▶ Provided entries:
##########

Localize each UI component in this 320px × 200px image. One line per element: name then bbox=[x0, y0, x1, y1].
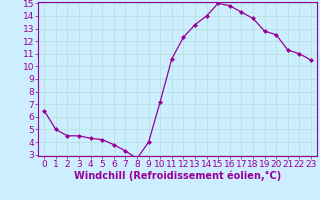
X-axis label: Windchill (Refroidissement éolien,°C): Windchill (Refroidissement éolien,°C) bbox=[74, 171, 281, 181]
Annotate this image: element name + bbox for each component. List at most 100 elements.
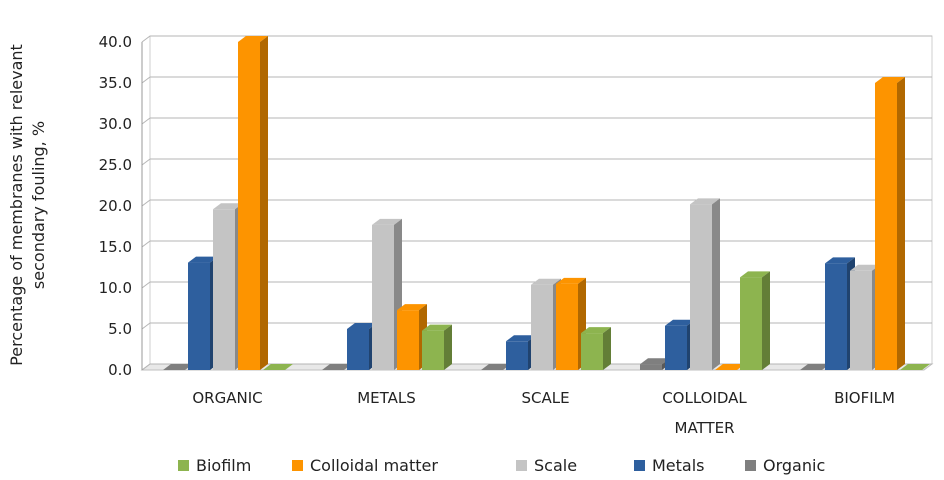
bar-front [531,284,553,370]
y-tick-label: 5.0 [108,320,132,338]
category-label: BIOFILM [834,389,895,407]
bar [800,364,830,371]
bar-front [213,209,235,370]
bar-top [422,324,452,331]
bar-top [531,278,561,285]
category-label: ORGANIC [192,389,262,407]
bar-top [640,358,670,365]
legend-item: Biofilm [178,456,251,475]
bar-side [603,327,611,370]
category-group [800,77,930,371]
bar-top [850,264,880,271]
bar-front [665,325,687,370]
category-group [640,198,770,371]
bar-top [213,203,243,210]
y-tick-label: 10.0 [99,279,132,297]
legend-swatch [292,460,303,471]
legend-item: Organic [745,456,825,475]
bar [422,324,452,370]
legend-swatch [634,460,645,471]
gridline-side [141,281,151,289]
labels-layer: 0.0 5.0 10.0 15.0 20.0 25.0 30.0 35.0 40.0 ORGANI… [99,33,895,437]
bar [481,364,511,371]
y-tick-label: 30.0 [99,115,132,133]
bar [900,364,930,371]
bar [238,36,268,370]
bar-top [556,277,586,284]
legend: Biofilm Colloidal matter Scale Metals Organi… [178,456,825,475]
bar-top [690,198,720,205]
y-tick-label: 0.0 [108,361,132,379]
bar [740,271,770,370]
y-tick-label: 25.0 [99,156,132,174]
category-group [481,277,611,371]
bar [163,364,193,371]
gridline-side [141,117,151,125]
gridline-side [141,76,151,84]
bar-front [422,330,444,370]
legend-swatch [516,460,527,471]
bar-top [322,364,352,370]
legend-item: Scale [516,456,577,475]
bar-front [506,341,528,370]
bar [715,364,745,371]
y-axis-title: Percentage of membranes with relevant se… [7,44,48,366]
category-label: METALS [357,389,416,407]
legend-item: Colloidal matter [292,456,438,475]
y-tick-label: 40.0 [99,33,132,51]
category-label: SCALE [521,389,569,407]
bar-top [825,257,855,264]
gridline-side [141,158,151,166]
legend-label: Scale [534,456,577,475]
bar-front [740,277,762,370]
bar-front [690,204,712,370]
y-tick-label: 15.0 [99,238,132,256]
bar-front [850,270,872,370]
legend-item: Metals [634,456,705,475]
category-label: COLLOIDAL [662,389,747,407]
legend-label: Organic [763,456,825,475]
legend-swatch [745,460,756,471]
category-group [163,36,293,371]
bar-front [556,283,578,370]
bar [875,77,905,370]
y-axis-title-line-2: secondary fouling, % [29,121,48,289]
bar-top [347,323,377,329]
category-label: MATTER [675,419,735,437]
bar-front [581,333,603,370]
bar-top [875,77,905,83]
bar-front [875,83,897,370]
bar-front [640,364,662,370]
bars-layer [163,36,930,371]
gridline-side [141,363,151,371]
bar-front [397,310,419,370]
legend-label: Biofilm [196,456,251,475]
legend-label: Metals [652,456,705,475]
bar-top [188,256,218,263]
category-group [322,218,452,371]
bar-top [740,271,770,278]
bar-top [715,364,745,370]
bar-top [481,364,511,370]
bar [322,364,352,371]
bar-top [397,304,427,311]
gridline-side [141,199,151,207]
bar-top [238,36,268,42]
bar-front [238,42,260,370]
bar-side [260,36,268,370]
gridline-side [141,322,151,330]
bar-front [188,262,210,370]
bar-front [372,224,394,370]
bar-side [444,324,452,370]
y-tick-label: 20.0 [99,197,132,215]
bar-side [762,271,770,370]
grid-layer [140,35,934,371]
gridline-side [141,35,151,43]
bar-top [163,364,193,370]
legend-swatch [178,460,189,471]
bar [581,327,611,370]
bar-top [800,364,830,370]
bar-side [712,198,720,370]
bar-top [372,218,402,225]
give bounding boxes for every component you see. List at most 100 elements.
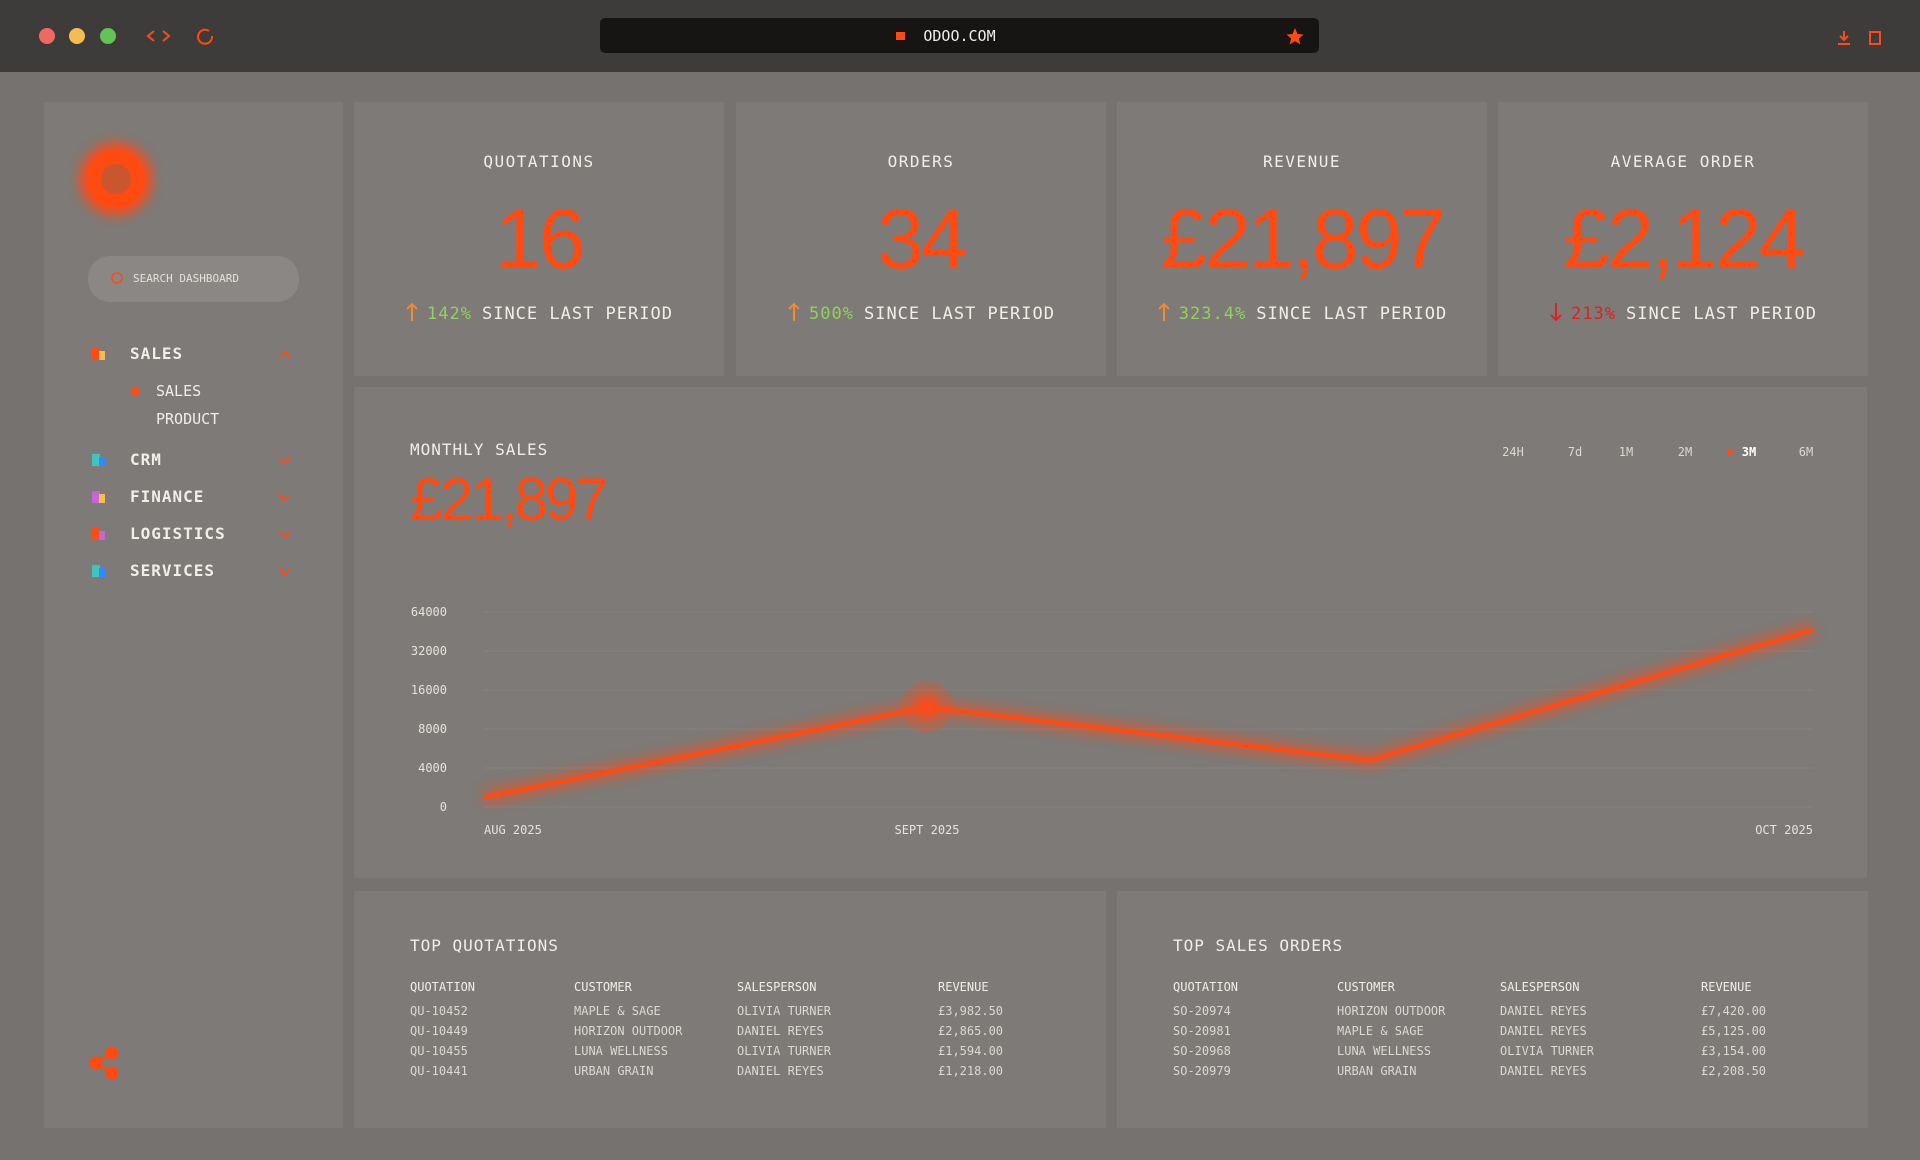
nav-label[interactable]: SERVICES	[130, 561, 216, 580]
table-cell: URBAN GRAIN	[574, 1064, 654, 1078]
nav-sub-label[interactable]: SALES	[156, 382, 202, 400]
kpi-note: SINCE LAST PERIOD	[1625, 304, 1817, 324]
table-cell: £7,420.00	[1701, 1004, 1767, 1018]
search-box[interactable]	[88, 256, 299, 302]
nav-icon	[99, 568, 105, 577]
table-title: TOP SALES ORDERS	[1173, 936, 1344, 955]
nav-label[interactable]: FINANCE	[130, 487, 205, 506]
nav-icon	[92, 348, 100, 360]
close-dot[interactable]	[39, 28, 55, 44]
table-header: SALESPERSON	[1500, 980, 1580, 994]
chevron[interactable]	[279, 531, 291, 539]
kpi-value: £2,124	[1563, 192, 1806, 286]
kpi-change: 500%	[809, 304, 854, 324]
chevron[interactable]	[279, 568, 291, 576]
table-cell: DANIEL REYES	[1500, 1024, 1587, 1038]
table-cell: SO-20981	[1173, 1024, 1231, 1038]
table-cell: LUNA WELLNESS	[574, 1044, 668, 1058]
table-header: CUSTOMER	[1337, 980, 1395, 994]
chevron[interactable]	[279, 494, 291, 502]
x-tick-label: SEPT 2025	[894, 823, 959, 837]
table-header: CUSTOMER	[574, 980, 632, 994]
trend-arrow	[1550, 303, 1562, 322]
nav-icon	[99, 457, 105, 466]
search-placeholder: SEARCH DASHBOARD	[133, 272, 239, 285]
kpi-note: SINCE LAST PERIOD	[481, 304, 673, 324]
nav-icon	[99, 531, 105, 540]
table-header: REVENUE	[938, 980, 989, 994]
chart-title: MONTHLY SALES	[410, 440, 549, 459]
nav-label[interactable]: SALES	[130, 344, 184, 363]
kpi-change-row: 213% SINCE LAST PERIOD	[1498, 302, 1868, 324]
bookmark-star[interactable]	[1286, 28, 1304, 45]
table-cell: SO-20974	[1173, 1004, 1231, 1018]
nav-label[interactable]: LOGISTICS	[130, 524, 226, 543]
nav-icons	[92, 491, 291, 503]
nav-icons	[92, 565, 291, 577]
chart-panel: MONTHLY SALES £21,897	[354, 387, 1867, 878]
lock-icon	[896, 32, 905, 40]
browser-bar: ODOO.COM	[0, 0, 1920, 72]
table-cell: HORIZON OUTDOOR	[1337, 1004, 1446, 1018]
nav-sub-label[interactable]: PRODUCT	[156, 410, 220, 428]
range-button[interactable]: 24H	[1502, 445, 1524, 459]
range-button[interactable]: 7d	[1568, 445, 1582, 459]
kpi-change-row: 500% SINCE LAST PERIOD	[736, 302, 1106, 324]
chevron[interactable]	[279, 457, 291, 465]
nav-icon	[99, 351, 105, 360]
table-cell: OLIVIA TURNER	[737, 1004, 831, 1018]
nav-arrows[interactable]	[146, 30, 171, 42]
nav-icon	[92, 491, 100, 503]
nav-label[interactable]: CRM	[130, 450, 162, 469]
table-cell: QU-10455	[410, 1044, 468, 1058]
logo[interactable]	[87, 150, 145, 208]
table-cell: MAPLE & SAGE	[574, 1004, 661, 1018]
kpi-value: £21,897	[1160, 192, 1447, 286]
nav-icons	[92, 528, 291, 540]
y-tick-label: 4000	[418, 761, 447, 775]
range-button[interactable]: 3M	[1742, 445, 1756, 459]
kpi-card: QUOTATIONS 16 142% SINCE LAST PERIOD	[354, 102, 724, 376]
table-title: TOP QUOTATIONS	[410, 936, 559, 955]
trend-arrow	[788, 302, 800, 321]
reload[interactable]	[197, 28, 214, 45]
table-cell: £2,208.50	[1701, 1064, 1767, 1078]
table-cell: £1,594.00	[938, 1044, 1004, 1058]
table-cell: URBAN GRAIN	[1337, 1064, 1417, 1078]
sidebar: SEARCH DASHBOARD SALES SALES PRODUCT CRM FIN…	[44, 102, 343, 1128]
chevron[interactable]	[279, 350, 291, 358]
sidebar-graphics	[80, 143, 299, 1080]
download-icon[interactable]	[1838, 31, 1850, 45]
table-header: REVENUE	[1701, 980, 1752, 994]
table-cell: SO-20979	[1173, 1064, 1231, 1078]
kpi-title: REVENUE	[1263, 152, 1341, 171]
nav-icons	[92, 454, 291, 466]
highlight-point[interactable]	[915, 695, 939, 720]
table-cell: MAPLE & SAGE	[1337, 1024, 1424, 1038]
maximize-dot[interactable]	[100, 28, 116, 44]
range-button[interactable]: 6M	[1799, 445, 1813, 459]
kpi-change: 323.4%	[1178, 304, 1247, 324]
table-cell: QU-10441	[410, 1064, 468, 1078]
y-tick-label: 64000	[411, 605, 447, 619]
range-button[interactable]: 2M	[1678, 445, 1692, 459]
y-tick-label: 8000	[418, 722, 447, 736]
minimize-dot[interactable]	[69, 28, 85, 44]
y-tick-label: 32000	[411, 644, 447, 658]
table-cell: £3,154.00	[1701, 1044, 1767, 1058]
nav-icon	[99, 494, 105, 503]
kpi-title: AVERAGE ORDER	[1610, 152, 1756, 171]
table-cell: LUNA WELLNESS	[1337, 1044, 1431, 1058]
clipboard-icon[interactable]	[1869, 31, 1881, 45]
trend-arrow-path	[788, 302, 800, 321]
kpi-change-row: 142% SINCE LAST PERIOD	[354, 302, 724, 324]
x-tick-label: AUG 2025	[484, 823, 542, 837]
share-icon[interactable]	[89, 1046, 119, 1080]
line	[483, 627, 1814, 800]
range-button[interactable]: 1M	[1619, 445, 1633, 459]
url-bar[interactable]	[600, 18, 1319, 53]
table-cell: DANIEL REYES	[737, 1024, 824, 1038]
kpi-note: SINCE LAST PERIOD	[1256, 304, 1448, 324]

##########

▶ Task: Write out the material word for word, from its first line down through the line containing "Annotate this image: element", and leave out the pictures.

▶ Response to the task:
Localize each UI component in this 320px × 200px image. One line per element: name then bbox=[x0, y0, x1, y1].
X-axis label: Windchill (Refroidissement éolien,°C): Windchill (Refroidissement éolien,°C) bbox=[74, 171, 281, 181]
Annotate this image: element name + bbox for each component. List at most 100 elements.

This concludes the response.